Search the data below for the string "true". Extract every line that contains it.

**** Provided information

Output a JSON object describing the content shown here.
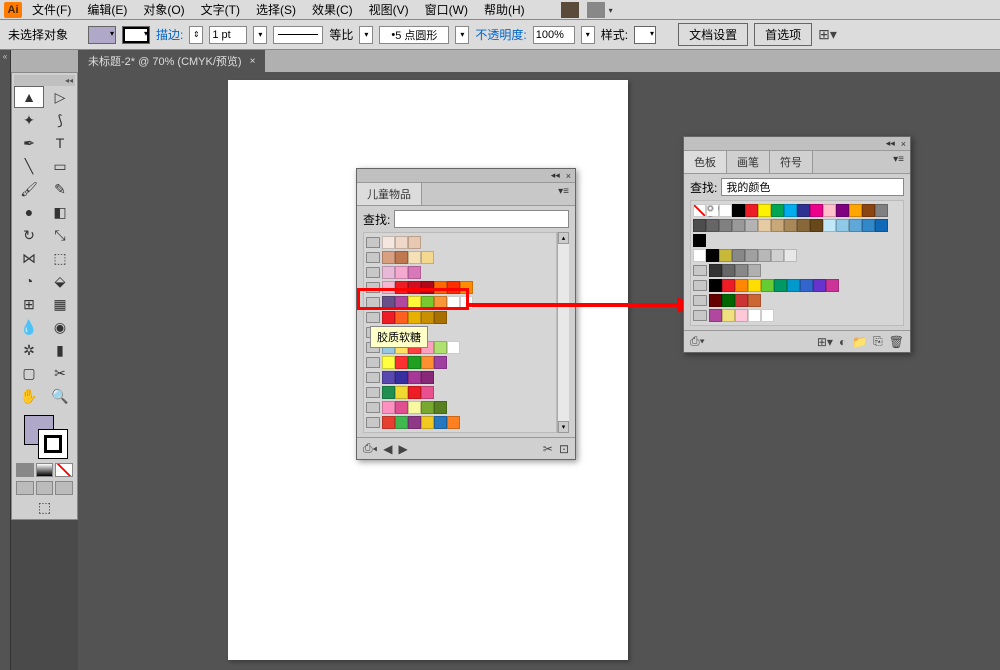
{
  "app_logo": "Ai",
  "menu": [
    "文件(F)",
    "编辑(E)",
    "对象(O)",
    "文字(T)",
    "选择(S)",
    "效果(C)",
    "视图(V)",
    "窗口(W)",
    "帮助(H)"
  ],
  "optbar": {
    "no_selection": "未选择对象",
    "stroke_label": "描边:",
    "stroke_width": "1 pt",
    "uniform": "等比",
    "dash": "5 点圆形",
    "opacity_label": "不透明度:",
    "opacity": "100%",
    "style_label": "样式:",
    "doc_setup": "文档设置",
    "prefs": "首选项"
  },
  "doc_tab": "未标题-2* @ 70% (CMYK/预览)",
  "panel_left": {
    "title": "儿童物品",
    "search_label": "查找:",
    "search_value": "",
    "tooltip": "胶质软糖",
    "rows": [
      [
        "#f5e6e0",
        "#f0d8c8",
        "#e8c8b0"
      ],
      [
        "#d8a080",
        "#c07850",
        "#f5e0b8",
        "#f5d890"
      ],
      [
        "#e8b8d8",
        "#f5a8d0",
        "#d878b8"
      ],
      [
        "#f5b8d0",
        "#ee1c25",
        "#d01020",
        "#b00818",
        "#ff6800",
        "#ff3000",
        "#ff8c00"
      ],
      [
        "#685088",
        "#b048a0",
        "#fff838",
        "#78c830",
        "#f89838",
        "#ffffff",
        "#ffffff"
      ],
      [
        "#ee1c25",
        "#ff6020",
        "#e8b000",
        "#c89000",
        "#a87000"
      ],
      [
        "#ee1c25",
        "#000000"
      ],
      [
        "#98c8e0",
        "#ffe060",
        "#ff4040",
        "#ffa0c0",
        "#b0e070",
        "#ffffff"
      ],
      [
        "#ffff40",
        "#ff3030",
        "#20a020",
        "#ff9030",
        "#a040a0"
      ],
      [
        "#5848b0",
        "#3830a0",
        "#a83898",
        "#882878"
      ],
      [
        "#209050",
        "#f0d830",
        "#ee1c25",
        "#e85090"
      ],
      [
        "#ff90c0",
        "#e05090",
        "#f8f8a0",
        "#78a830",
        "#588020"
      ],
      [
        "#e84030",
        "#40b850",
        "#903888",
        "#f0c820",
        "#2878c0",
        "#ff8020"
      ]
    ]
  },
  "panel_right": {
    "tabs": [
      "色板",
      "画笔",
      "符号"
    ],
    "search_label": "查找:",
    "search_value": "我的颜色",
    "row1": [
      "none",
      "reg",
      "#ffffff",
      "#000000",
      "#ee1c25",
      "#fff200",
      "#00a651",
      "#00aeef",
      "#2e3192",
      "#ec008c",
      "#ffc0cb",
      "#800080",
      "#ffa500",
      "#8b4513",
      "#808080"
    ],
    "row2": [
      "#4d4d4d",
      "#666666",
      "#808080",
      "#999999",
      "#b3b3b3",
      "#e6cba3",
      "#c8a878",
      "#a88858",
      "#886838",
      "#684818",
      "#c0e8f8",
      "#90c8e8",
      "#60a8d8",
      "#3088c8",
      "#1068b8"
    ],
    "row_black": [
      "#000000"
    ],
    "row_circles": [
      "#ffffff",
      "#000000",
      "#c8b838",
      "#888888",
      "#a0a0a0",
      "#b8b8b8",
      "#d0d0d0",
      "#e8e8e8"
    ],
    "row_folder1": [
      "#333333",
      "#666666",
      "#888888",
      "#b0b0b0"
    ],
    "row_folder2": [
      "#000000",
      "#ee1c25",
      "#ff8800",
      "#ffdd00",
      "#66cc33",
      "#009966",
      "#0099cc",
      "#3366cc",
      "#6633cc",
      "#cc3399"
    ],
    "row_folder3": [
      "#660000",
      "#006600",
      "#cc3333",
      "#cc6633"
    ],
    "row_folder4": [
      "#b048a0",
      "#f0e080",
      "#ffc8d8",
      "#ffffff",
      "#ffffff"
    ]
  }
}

********
**** Provided information

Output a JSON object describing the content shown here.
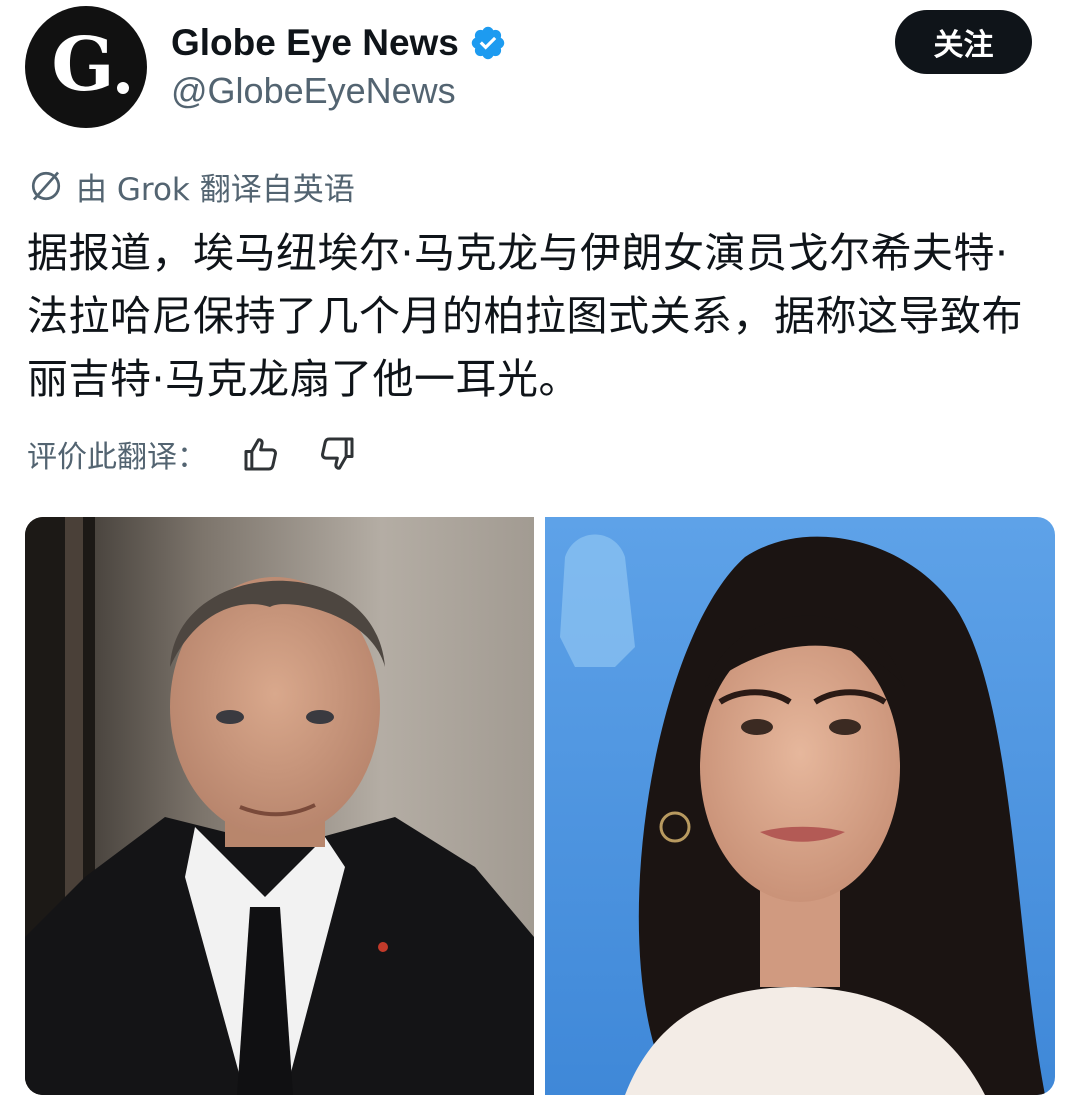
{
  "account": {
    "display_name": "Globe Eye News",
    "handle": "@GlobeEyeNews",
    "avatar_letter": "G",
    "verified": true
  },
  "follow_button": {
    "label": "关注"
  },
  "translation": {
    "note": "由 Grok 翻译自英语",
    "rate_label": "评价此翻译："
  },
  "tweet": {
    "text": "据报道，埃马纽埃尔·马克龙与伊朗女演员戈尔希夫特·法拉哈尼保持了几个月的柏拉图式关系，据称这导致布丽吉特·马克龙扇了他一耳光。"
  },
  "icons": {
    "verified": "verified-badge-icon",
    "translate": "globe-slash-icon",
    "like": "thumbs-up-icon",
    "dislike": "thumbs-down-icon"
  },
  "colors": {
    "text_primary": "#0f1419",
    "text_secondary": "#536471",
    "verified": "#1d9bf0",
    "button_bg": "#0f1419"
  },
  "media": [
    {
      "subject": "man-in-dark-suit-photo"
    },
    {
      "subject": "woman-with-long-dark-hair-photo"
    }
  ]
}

********
**** Provided information

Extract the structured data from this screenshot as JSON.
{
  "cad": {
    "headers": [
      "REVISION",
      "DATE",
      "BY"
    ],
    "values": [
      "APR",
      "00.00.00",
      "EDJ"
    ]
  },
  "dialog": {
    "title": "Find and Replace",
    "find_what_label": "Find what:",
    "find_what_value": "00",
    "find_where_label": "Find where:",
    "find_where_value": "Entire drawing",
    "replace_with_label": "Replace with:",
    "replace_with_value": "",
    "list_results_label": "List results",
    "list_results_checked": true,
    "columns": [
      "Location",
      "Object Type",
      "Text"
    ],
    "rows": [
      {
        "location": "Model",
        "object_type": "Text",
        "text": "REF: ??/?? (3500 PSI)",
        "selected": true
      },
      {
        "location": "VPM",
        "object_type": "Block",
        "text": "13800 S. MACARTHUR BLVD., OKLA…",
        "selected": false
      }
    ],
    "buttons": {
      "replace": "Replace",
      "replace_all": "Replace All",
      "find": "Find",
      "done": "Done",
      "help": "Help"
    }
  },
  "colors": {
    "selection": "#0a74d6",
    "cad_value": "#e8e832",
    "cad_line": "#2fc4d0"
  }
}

********

### Exercise solution
    "verified": true
    "list_results_checked": true,
        "selected": true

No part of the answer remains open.